Excerpts from a figure dataset »

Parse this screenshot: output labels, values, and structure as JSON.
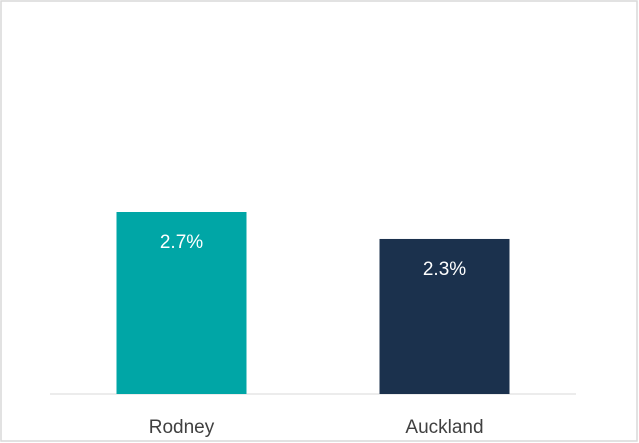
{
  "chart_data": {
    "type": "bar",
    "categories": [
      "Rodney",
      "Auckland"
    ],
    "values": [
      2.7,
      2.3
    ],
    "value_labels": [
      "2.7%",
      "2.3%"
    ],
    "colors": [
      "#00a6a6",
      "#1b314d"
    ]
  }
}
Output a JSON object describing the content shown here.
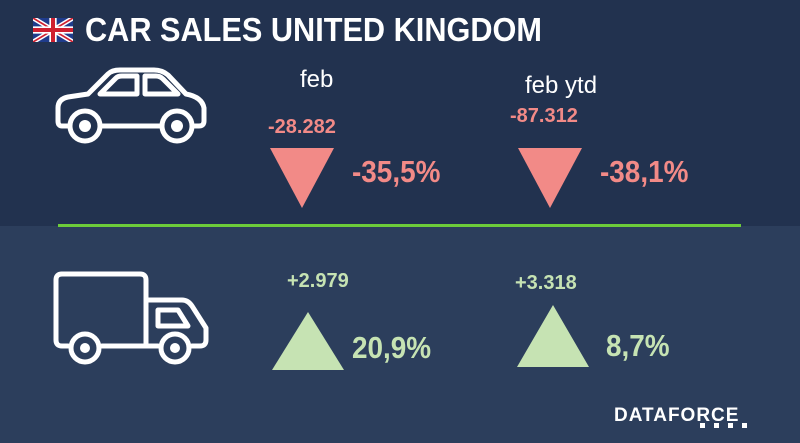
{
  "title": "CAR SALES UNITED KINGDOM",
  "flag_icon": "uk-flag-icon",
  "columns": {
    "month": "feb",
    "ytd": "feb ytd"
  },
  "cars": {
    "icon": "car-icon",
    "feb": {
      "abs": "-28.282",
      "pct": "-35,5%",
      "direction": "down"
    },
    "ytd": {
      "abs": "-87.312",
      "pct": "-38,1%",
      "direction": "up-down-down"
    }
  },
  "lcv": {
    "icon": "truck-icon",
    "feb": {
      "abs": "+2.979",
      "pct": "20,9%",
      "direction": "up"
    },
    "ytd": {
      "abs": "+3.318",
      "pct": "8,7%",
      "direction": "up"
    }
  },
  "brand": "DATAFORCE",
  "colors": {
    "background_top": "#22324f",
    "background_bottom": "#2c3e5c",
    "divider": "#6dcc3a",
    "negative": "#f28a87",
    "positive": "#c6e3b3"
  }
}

TO DO »
List the lines that contain the word "values".

SOLUTION FOR THIS PROBLEM »
Parse this screenshot: output labels, values, and structure as JSON.
    "values": [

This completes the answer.